§ **The problem**
Would you write out the entries below, every one of them, exactly?

====== The data ======

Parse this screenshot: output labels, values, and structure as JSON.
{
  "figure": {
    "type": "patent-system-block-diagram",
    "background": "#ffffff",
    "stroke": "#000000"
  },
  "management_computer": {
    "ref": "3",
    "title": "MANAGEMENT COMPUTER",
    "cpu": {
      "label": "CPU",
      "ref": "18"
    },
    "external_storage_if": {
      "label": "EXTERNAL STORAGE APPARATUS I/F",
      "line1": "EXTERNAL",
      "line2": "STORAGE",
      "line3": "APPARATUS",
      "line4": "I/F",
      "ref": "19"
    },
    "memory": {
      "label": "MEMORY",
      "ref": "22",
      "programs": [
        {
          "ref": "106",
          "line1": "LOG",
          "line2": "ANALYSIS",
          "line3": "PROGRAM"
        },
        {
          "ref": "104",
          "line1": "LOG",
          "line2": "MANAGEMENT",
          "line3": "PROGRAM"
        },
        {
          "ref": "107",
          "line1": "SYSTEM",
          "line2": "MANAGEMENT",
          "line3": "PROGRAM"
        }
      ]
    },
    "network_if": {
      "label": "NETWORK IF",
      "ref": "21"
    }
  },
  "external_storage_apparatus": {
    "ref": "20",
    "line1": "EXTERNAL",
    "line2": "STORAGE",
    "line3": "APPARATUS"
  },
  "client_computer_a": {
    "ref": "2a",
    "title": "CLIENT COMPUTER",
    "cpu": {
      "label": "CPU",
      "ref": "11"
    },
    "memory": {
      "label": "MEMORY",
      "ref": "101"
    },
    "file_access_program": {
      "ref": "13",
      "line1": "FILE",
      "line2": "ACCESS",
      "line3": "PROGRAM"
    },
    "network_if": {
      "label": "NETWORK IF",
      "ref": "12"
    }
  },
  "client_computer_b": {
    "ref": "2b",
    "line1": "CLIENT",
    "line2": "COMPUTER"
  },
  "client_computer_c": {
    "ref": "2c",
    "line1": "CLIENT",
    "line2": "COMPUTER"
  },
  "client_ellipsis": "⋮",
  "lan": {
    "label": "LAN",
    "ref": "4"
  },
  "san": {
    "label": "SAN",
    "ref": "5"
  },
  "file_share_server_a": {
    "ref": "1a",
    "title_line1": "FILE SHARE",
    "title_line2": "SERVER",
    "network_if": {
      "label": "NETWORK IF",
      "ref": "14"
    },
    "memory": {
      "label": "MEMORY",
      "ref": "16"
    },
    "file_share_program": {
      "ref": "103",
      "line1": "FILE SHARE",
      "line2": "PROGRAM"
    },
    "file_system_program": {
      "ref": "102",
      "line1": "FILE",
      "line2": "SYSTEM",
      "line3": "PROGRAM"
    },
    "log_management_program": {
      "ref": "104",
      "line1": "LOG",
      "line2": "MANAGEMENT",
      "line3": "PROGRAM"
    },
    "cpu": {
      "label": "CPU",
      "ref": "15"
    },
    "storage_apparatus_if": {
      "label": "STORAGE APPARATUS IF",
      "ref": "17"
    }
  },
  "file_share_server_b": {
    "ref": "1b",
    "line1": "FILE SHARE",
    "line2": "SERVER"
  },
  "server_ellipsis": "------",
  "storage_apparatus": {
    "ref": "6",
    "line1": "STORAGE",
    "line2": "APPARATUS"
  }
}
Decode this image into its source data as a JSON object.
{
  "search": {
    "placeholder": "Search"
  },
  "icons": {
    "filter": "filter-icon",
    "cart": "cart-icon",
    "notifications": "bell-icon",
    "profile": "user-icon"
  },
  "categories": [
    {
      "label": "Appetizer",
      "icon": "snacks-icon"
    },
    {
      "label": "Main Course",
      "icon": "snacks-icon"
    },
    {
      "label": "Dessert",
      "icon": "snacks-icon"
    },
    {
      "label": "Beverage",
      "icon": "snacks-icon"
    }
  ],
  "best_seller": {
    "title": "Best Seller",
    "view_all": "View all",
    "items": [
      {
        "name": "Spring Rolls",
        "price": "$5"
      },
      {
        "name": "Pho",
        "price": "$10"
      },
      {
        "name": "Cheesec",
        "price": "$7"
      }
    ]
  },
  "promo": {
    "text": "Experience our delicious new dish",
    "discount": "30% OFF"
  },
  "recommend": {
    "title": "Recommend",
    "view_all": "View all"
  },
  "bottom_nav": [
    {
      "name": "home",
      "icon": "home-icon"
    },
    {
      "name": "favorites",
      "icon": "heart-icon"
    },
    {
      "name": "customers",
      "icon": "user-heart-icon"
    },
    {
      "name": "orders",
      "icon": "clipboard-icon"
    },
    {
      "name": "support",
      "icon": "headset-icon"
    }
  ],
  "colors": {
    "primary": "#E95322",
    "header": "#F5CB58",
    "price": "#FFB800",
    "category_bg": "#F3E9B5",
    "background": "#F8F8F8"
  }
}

======

§ **Task output**
Parse this screenshot: output labels, values, and structure as JSON.
{
  "figure": {
    "type": "patent-system-block-diagram",
    "background": "#ffffff",
    "stroke": "#000000"
  },
  "management_computer": {
    "ref": "3",
    "title": "MANAGEMENT COMPUTER",
    "cpu": {
      "label": "CPU",
      "ref": "18"
    },
    "external_storage_if": {
      "label": "EXTERNAL STORAGE APPARATUS I/F",
      "line1": "EXTERNAL",
      "line2": "STORAGE",
      "line3": "APPARATUS",
      "line4": "I/F",
      "ref": "19"
    },
    "memory": {
      "label": "MEMORY",
      "ref": "22",
      "programs": [
        {
          "ref": "106",
          "line1": "LOG",
          "line2": "ANALYSIS",
          "line3": "PROGRAM"
        },
        {
          "ref": "104",
          "line1": "LOG",
          "line2": "MANAGEMENT",
          "line3": "PROGRAM"
        },
        {
          "ref": "107",
          "line1": "SYSTEM",
          "line2": "MANAGEMENT",
          "line3": "PROGRAM"
        }
      ]
    },
    "network_if": {
      "label": "NETWORK IF",
      "ref": "21"
    }
  },
  "external_storage_apparatus": {
    "ref": "20",
    "line1": "EXTERNAL",
    "line2": "STORAGE",
    "line3": "APPARATUS"
  },
  "client_computer_a": {
    "ref": "2a",
    "title": "CLIENT COMPUTER",
    "cpu": {
      "label": "CPU",
      "ref": "11"
    },
    "memory": {
      "label": "MEMORY",
      "ref": "101"
    },
    "file_access_program": {
      "ref": "13",
      "line1": "FILE",
      "line2": "ACCESS",
      "line3": "PROGRAM"
    },
    "network_if": {
      "label": "NETWORK IF",
      "ref": "12"
    }
  },
  "client_computer_b": {
    "ref": "2b",
    "line1": "CLIENT",
    "line2": "COMPUTER"
  },
  "client_computer_c": {
    "ref": "2c",
    "line1": "CLIENT",
    "line2": "COMPUTER"
  },
  "client_ellipsis": "⋮",
  "lan": {
    "label": "LAN",
    "ref": "4"
  },
  "san": {
    "label": "SAN",
    "ref": "5"
  },
  "file_share_server_a": {
    "ref": "1a",
    "title_line1": "FILE SHARE",
    "title_line2": "SERVER",
    "network_if": {
      "label": "NETWORK IF",
      "ref": "14"
    },
    "memory": {
      "label": "MEMORY",
      "ref": "16"
    },
    "file_share_program": {
      "ref": "103",
      "line1": "FILE SHARE",
      "line2": "PROGRAM"
    },
    "file_system_program": {
      "ref": "102",
      "line1": "FILE",
      "line2": "SYSTEM",
      "line3": "PROGRAM"
    },
    "log_management_program": {
      "ref": "104",
      "line1": "LOG",
      "line2": "MANAGEMENT",
      "line3": "PROGRAM"
    },
    "cpu": {
      "label": "CPU",
      "ref": "15"
    },
    "storage_apparatus_if": {
      "label": "STORAGE APPARATUS IF",
      "ref": "17"
    }
  },
  "file_share_server_b": {
    "ref": "1b",
    "line1": "FILE SHARE",
    "line2": "SERVER"
  },
  "server_ellipsis": "------",
  "storage_apparatus": {
    "ref": "6",
    "line1": "STORAGE",
    "line2": "APPARATUS"
  }
}
Decode this image into its source data as a JSON object.
{
  "search": {
    "placeholder": "Search"
  },
  "icons": {
    "filter": "filter-icon",
    "cart": "cart-icon",
    "notifications": "bell-icon",
    "profile": "user-icon"
  },
  "categories": [
    {
      "label": "Appetizer",
      "icon": "snacks-icon"
    },
    {
      "label": "Main Course",
      "icon": "snacks-icon"
    },
    {
      "label": "Dessert",
      "icon": "snacks-icon"
    },
    {
      "label": "Beverage",
      "icon": "snacks-icon"
    }
  ],
  "best_seller": {
    "title": "Best Seller",
    "view_all": "View all",
    "items": [
      {
        "name": "Spring Rolls",
        "price": "$5"
      },
      {
        "name": "Pho",
        "price": "$10"
      },
      {
        "name": "Cheesec",
        "price": "$7"
      }
    ]
  },
  "promo": {
    "text": "Experience our delicious new dish",
    "discount": "30% OFF"
  },
  "recommend": {
    "title": "Recommend",
    "view_all": "View all"
  },
  "bottom_nav": [
    {
      "name": "home",
      "icon": "home-icon"
    },
    {
      "name": "favorites",
      "icon": "heart-icon"
    },
    {
      "name": "customers",
      "icon": "user-heart-icon"
    },
    {
      "name": "orders",
      "icon": "clipboard-icon"
    },
    {
      "name": "support",
      "icon": "headset-icon"
    }
  ],
  "colors": {
    "primary": "#E95322",
    "header": "#F5CB58",
    "price": "#FFB800",
    "category_bg": "#F3E9B5",
    "background": "#F8F8F8"
  }
}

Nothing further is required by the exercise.